WHAT YOU SHOULD DO: Find each line containing the string "this" and return it.

----

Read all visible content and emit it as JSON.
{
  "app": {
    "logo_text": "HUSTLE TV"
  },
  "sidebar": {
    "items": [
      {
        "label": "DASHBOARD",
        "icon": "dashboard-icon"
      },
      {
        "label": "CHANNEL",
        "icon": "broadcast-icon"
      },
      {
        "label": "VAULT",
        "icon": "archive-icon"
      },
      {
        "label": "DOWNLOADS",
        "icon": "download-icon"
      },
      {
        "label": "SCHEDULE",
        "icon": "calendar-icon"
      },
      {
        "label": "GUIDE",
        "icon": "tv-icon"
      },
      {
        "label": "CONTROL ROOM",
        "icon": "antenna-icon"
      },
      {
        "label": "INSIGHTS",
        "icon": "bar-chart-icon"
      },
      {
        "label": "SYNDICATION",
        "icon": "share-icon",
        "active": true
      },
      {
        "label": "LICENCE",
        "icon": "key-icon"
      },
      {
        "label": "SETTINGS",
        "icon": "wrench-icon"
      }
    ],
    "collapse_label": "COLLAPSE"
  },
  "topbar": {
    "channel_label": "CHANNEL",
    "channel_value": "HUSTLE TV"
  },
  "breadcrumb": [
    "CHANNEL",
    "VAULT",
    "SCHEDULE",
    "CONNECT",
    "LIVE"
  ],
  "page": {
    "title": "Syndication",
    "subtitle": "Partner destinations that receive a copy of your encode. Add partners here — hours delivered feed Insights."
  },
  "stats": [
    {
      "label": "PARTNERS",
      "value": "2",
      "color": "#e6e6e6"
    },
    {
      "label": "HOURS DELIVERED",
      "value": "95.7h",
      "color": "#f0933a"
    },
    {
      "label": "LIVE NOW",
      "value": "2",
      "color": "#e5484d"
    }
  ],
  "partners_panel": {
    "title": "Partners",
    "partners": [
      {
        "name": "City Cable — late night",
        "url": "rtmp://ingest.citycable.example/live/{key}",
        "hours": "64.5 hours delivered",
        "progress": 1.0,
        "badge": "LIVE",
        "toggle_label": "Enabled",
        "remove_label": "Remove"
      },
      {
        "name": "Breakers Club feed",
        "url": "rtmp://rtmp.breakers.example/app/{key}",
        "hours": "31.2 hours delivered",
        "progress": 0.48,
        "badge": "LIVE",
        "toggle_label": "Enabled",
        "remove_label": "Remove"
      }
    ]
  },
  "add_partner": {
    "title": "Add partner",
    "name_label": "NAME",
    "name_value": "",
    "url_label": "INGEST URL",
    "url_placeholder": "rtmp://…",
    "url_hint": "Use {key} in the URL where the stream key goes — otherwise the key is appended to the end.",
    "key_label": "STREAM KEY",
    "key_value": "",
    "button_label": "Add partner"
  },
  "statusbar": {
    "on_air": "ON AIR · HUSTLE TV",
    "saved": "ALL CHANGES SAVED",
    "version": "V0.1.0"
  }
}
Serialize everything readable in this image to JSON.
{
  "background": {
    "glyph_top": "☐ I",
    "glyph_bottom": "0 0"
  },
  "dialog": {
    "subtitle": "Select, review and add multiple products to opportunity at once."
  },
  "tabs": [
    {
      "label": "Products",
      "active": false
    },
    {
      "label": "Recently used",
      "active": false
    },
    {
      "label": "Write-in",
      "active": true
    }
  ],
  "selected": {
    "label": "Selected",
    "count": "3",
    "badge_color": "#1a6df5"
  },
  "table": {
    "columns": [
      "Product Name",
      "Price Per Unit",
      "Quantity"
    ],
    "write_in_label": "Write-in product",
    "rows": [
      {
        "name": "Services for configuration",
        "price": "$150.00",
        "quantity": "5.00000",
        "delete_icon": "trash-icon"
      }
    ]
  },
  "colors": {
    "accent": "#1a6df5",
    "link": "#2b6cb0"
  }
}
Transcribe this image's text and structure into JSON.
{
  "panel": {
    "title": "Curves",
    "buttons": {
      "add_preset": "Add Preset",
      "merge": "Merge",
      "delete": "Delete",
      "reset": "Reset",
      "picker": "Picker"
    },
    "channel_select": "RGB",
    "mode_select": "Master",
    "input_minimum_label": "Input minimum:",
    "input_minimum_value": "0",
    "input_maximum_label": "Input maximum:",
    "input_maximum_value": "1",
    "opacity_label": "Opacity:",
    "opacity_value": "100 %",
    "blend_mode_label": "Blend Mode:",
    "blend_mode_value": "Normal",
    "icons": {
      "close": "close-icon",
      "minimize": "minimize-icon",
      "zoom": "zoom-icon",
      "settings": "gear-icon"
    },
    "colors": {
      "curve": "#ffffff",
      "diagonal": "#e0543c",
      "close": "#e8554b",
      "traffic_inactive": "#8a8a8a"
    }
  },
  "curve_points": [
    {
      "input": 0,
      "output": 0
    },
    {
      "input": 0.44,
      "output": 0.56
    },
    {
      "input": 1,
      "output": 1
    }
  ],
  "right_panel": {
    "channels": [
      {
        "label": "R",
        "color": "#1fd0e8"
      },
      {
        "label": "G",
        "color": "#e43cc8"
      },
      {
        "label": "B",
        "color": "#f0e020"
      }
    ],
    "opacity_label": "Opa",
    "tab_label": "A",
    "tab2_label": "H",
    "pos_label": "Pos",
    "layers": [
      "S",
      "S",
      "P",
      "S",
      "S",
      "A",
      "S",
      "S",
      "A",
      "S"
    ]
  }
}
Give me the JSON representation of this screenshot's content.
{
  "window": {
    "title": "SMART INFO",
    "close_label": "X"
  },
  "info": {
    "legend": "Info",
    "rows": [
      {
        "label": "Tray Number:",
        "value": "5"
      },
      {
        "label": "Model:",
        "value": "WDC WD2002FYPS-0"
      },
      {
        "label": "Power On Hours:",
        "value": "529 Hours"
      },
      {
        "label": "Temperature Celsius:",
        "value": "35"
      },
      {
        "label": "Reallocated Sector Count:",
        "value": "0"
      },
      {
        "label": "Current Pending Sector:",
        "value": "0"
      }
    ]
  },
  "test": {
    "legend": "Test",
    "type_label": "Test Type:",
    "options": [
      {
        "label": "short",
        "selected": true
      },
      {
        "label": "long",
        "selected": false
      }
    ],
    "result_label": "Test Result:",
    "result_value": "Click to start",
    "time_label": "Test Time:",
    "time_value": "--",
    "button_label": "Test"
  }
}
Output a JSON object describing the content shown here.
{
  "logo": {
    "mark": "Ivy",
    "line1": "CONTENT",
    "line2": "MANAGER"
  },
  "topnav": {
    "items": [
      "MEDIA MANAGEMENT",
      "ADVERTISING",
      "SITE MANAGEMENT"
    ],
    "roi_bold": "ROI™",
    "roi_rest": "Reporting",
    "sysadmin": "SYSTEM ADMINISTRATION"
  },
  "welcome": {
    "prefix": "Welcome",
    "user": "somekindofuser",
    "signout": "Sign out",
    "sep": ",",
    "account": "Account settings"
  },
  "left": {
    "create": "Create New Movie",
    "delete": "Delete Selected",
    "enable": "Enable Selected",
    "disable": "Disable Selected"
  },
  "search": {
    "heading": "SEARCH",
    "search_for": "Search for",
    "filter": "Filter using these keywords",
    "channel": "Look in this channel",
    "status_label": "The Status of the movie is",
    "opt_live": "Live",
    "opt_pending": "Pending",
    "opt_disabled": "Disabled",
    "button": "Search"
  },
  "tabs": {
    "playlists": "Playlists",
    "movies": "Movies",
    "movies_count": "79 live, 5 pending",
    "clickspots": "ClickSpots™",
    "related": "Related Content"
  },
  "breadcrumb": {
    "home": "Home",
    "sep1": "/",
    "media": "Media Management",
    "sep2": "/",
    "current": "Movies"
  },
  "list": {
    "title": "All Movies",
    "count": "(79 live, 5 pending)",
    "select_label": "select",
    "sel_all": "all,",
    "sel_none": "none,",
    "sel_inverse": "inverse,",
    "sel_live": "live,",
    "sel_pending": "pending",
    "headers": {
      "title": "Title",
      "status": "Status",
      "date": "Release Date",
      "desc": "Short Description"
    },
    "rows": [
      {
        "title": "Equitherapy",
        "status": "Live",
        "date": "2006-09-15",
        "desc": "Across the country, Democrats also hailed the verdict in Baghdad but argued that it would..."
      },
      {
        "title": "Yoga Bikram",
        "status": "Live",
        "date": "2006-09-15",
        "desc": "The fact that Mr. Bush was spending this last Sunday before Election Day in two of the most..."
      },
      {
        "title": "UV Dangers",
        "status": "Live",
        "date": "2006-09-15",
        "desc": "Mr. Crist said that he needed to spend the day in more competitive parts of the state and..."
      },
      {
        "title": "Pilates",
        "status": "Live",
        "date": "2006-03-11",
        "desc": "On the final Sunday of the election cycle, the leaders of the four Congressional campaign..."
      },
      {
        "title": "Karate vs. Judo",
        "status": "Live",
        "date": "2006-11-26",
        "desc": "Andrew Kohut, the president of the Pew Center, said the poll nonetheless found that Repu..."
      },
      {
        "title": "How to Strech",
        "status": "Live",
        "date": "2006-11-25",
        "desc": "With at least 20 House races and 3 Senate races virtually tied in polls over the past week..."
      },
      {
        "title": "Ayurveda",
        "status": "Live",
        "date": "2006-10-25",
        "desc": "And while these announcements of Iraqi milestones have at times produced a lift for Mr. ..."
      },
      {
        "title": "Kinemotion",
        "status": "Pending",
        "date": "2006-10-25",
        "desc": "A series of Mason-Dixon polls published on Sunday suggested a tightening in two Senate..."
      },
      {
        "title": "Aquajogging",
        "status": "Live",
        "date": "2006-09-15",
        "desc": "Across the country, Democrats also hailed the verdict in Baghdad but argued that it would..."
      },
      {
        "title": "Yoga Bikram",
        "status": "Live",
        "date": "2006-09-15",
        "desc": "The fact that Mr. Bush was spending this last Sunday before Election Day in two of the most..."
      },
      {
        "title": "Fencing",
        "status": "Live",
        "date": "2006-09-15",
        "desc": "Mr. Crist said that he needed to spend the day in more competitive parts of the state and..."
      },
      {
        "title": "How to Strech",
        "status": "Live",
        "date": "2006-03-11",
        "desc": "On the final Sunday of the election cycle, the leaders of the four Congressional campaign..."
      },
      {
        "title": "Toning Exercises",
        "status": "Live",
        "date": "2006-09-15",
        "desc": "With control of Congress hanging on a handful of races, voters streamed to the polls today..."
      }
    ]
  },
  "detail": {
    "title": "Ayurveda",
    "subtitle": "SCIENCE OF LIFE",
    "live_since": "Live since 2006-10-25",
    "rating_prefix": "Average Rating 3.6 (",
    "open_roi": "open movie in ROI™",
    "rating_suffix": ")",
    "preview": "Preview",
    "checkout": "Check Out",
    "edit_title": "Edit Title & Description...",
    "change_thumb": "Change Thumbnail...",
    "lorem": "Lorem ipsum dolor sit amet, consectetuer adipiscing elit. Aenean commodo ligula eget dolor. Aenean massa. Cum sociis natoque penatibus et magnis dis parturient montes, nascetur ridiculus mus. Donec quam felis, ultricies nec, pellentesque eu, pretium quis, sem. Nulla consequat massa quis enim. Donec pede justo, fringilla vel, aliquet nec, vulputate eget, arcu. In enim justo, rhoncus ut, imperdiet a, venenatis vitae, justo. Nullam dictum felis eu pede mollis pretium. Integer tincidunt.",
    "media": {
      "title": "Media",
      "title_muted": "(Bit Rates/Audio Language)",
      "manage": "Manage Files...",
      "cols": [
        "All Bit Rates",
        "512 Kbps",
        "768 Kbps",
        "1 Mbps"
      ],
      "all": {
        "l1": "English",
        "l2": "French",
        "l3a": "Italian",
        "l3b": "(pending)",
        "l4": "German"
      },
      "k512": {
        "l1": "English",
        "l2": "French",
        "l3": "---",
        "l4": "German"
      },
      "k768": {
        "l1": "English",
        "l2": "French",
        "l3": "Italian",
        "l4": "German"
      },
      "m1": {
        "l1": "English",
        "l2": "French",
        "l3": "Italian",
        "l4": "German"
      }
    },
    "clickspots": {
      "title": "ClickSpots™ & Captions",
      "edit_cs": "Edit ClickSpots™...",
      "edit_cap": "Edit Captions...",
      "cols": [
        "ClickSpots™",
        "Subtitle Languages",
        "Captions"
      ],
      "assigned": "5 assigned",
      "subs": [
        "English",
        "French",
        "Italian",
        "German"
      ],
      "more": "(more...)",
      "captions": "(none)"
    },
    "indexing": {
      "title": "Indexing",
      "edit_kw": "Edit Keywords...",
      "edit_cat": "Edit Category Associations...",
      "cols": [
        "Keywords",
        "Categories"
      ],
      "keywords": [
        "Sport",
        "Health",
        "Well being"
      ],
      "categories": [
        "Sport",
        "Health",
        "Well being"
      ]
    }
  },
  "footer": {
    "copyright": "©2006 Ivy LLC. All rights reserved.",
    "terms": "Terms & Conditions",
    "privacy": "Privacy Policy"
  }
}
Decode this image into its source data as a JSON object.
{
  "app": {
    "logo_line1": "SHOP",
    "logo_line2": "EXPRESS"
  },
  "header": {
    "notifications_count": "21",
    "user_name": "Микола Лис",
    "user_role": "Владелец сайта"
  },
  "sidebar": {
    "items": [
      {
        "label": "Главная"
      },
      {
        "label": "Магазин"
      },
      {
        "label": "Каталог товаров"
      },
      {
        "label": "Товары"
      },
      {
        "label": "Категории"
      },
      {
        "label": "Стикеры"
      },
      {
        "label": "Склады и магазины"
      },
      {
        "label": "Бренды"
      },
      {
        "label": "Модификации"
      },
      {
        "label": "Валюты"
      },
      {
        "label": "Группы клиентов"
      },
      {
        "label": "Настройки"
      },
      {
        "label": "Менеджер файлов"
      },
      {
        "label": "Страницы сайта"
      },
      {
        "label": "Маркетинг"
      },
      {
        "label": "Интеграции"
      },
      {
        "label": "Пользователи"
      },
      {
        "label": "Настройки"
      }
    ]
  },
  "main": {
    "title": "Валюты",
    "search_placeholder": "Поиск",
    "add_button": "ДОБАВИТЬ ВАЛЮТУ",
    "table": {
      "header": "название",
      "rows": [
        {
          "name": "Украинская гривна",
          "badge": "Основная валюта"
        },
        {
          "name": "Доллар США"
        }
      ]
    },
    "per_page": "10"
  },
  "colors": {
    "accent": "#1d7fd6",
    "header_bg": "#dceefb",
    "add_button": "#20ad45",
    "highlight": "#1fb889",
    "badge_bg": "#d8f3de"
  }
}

----

TASK OUTPUT:
Serialize everything readable in this image to JSON.
Transcribe this image's text and structure into JSON.
Give me the JSON representation of this screenshot's content.
    "channel": "Look in this channel",
        "desc": "The fact that Mr. Bush was spending this last Sunday before Election Day in two of the most..."
        "desc": "The fact that Mr. Bush was spending this last Sunday before Election Day in two of the most..."
Decode this image into its source data as a JSON object.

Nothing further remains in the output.